### Stated task
State how many lines hold the string "замовлення". Give the number and nothing else.

[Records]
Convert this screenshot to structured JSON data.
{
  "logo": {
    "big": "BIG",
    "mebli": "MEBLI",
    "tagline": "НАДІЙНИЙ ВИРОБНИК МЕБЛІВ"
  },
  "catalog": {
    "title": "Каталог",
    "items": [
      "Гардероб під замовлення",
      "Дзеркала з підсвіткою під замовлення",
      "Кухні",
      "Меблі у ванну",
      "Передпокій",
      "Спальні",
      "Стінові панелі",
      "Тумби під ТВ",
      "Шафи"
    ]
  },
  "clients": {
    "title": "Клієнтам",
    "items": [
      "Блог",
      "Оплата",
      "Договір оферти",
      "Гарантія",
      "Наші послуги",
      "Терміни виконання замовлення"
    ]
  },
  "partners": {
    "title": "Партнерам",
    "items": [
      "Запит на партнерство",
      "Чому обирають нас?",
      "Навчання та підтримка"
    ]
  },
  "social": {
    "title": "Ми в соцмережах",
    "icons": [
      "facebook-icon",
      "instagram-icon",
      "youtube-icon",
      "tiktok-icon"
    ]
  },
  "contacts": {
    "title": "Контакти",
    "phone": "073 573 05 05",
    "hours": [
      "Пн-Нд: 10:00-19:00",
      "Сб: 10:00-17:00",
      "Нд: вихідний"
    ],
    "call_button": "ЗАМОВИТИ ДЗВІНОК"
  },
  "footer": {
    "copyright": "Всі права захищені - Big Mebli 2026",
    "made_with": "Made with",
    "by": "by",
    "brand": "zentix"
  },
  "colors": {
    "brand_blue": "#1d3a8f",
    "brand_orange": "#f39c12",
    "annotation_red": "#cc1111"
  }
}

### Result for this exercise
3